:: Records supplied
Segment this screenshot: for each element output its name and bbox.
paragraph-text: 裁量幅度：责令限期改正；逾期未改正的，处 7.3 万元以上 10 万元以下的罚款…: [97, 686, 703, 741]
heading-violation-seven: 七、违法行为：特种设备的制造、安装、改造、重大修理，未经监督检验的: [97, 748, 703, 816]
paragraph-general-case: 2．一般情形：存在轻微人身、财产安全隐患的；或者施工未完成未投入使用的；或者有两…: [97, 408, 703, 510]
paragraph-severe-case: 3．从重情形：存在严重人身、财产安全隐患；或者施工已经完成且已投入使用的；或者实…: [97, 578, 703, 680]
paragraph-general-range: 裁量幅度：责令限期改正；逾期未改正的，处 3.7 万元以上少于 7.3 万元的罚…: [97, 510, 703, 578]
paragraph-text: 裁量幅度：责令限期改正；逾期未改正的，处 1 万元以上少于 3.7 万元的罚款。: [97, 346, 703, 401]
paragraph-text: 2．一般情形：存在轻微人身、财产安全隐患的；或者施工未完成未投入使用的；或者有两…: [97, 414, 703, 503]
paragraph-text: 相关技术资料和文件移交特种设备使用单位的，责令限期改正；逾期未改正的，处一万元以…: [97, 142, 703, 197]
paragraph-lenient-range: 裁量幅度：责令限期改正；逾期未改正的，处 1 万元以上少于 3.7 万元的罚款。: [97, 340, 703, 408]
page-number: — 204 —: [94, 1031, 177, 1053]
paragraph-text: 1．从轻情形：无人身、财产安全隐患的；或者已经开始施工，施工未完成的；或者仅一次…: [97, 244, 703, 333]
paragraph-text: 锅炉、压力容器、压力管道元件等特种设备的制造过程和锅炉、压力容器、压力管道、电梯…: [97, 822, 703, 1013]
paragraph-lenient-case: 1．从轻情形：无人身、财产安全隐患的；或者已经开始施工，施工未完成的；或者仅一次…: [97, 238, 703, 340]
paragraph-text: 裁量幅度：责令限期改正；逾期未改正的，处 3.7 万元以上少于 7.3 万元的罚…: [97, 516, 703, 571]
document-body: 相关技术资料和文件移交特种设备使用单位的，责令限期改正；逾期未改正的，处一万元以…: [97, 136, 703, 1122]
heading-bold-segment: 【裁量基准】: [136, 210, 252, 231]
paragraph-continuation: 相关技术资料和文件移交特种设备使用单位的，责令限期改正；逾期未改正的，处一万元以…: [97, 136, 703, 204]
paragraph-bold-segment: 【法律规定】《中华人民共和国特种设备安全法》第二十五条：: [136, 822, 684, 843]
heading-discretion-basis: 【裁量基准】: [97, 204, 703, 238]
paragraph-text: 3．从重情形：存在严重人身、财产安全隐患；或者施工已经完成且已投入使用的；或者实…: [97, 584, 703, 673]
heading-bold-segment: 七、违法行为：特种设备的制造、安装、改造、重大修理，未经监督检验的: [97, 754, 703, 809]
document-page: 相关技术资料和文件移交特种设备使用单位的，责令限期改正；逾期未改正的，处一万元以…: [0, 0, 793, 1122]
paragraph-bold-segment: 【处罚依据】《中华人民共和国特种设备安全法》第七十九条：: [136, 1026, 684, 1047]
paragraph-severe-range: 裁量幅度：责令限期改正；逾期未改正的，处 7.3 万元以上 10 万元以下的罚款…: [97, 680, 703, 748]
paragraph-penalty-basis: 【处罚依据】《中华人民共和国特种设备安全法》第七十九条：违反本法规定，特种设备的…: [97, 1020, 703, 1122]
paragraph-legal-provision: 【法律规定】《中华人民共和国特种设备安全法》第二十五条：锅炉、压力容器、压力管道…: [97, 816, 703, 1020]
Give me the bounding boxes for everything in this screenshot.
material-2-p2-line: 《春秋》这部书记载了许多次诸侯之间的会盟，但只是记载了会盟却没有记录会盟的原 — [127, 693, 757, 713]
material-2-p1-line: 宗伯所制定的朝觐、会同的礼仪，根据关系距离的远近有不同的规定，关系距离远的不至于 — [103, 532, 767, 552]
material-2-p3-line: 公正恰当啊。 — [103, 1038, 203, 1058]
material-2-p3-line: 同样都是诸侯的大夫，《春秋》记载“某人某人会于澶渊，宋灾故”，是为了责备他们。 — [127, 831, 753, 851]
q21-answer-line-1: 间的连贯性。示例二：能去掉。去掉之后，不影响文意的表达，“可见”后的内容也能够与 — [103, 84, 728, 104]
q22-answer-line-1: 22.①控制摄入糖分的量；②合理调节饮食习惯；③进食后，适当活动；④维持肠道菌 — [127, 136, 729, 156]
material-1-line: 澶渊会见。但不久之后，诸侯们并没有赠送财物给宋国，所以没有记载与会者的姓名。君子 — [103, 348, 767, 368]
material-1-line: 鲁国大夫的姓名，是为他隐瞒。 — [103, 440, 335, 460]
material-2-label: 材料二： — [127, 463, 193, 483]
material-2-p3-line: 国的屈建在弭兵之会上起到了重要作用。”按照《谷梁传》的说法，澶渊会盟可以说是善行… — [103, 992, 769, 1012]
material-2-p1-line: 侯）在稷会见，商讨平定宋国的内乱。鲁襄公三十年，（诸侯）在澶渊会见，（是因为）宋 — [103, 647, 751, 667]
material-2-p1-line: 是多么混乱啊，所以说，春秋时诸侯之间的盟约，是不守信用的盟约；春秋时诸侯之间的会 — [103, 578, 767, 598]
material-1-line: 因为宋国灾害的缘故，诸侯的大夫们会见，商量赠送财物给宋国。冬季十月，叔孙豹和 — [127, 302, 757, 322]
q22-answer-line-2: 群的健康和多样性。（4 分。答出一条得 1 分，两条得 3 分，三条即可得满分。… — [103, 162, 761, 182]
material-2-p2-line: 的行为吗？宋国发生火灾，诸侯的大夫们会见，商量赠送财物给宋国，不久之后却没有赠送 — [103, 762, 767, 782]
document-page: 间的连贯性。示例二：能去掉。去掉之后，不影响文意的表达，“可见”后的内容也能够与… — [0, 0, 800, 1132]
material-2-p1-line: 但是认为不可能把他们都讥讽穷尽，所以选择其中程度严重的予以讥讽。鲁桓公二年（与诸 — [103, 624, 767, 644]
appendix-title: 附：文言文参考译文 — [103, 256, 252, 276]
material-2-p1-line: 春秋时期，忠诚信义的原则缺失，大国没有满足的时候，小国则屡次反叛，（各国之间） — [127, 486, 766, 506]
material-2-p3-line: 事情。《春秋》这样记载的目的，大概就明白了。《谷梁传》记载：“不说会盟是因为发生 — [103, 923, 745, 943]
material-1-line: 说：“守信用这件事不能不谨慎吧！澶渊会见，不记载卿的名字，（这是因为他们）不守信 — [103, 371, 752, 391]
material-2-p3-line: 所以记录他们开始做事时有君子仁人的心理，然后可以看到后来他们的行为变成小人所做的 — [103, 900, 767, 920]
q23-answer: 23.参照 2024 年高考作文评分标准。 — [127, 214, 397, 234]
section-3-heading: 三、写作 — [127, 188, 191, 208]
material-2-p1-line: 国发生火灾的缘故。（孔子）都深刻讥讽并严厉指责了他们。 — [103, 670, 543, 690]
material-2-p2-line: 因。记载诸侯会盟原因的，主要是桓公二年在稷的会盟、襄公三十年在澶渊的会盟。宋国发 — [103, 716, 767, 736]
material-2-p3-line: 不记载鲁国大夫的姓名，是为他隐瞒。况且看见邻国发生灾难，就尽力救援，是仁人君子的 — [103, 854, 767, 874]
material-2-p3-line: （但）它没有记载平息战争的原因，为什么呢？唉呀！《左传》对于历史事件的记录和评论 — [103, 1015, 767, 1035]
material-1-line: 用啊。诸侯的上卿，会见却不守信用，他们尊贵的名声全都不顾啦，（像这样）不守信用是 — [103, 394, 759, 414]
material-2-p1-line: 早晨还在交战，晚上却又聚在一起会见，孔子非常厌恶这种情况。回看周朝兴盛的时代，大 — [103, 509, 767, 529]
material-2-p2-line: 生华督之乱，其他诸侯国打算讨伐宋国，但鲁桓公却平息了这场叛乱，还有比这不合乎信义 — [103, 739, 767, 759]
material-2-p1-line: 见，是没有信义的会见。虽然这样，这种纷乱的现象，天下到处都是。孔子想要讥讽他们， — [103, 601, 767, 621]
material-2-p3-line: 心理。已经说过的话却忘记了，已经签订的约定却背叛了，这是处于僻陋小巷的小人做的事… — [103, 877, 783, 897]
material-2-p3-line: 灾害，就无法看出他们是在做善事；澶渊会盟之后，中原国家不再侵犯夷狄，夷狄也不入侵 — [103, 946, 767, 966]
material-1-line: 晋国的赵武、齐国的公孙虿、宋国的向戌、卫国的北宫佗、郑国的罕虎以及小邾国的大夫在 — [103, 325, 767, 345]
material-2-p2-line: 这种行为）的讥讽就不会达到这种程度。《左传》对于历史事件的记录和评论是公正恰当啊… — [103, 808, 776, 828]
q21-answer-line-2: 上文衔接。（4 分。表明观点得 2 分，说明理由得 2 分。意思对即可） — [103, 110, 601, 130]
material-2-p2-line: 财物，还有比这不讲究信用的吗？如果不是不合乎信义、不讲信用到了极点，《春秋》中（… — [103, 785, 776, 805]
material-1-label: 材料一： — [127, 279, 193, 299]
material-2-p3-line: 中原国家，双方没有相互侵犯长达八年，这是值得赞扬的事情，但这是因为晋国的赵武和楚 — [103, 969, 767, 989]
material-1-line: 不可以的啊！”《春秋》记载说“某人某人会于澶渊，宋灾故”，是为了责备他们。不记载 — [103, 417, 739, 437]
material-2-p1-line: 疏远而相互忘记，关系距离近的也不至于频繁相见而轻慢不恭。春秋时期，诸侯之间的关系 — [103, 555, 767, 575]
::::
Short exercise
Rewrite the lines from the very first one above down through the line containing "paragraph-text: 裁量幅度：责令限期改正；逾期未改正的，处 1" as a JSON list of strings, with one string per line and both of those ends included. Leave out any blank lines.

Answer to the exercise
[
  "Segment this screenshot: for each element output its name and bbox.",
  "paragraph-text: 裁量幅度：责令限期改正；逾期未改正的，处 7.3 万元以上 10 万元以下的罚款…: [97, 686, 703, 741]",
  "heading-violation-seven: 七、违法行为：特种设备的制造、安装、改造、重大修理，未经监督检验的: [97, 748, 703, 816]",
  "paragraph-general-case: 2．一般情形：存在轻微人身、财产安全隐患的；或者施工未完成未投入使用的；或者有两…: [97, 408, 703, 510]",
  "paragraph-severe-case: 3．从重情形：存在严重人身、财产安全隐患；或者施工已经完成且已投入使用的；或者实…: [97, 578, 703, 680]",
  "paragraph-general-range: 裁量幅度：责令限期改正；逾期未改正的，处 3.7 万元以上少于 7.3 万元的罚…: [97, 510, 703, 578]",
  "paragraph-text: 裁量幅度：责令限期改正；逾期未改正的，处 1 万元以上少于 3.7 万元的罚款。: [97, 346, 703, 401]"
]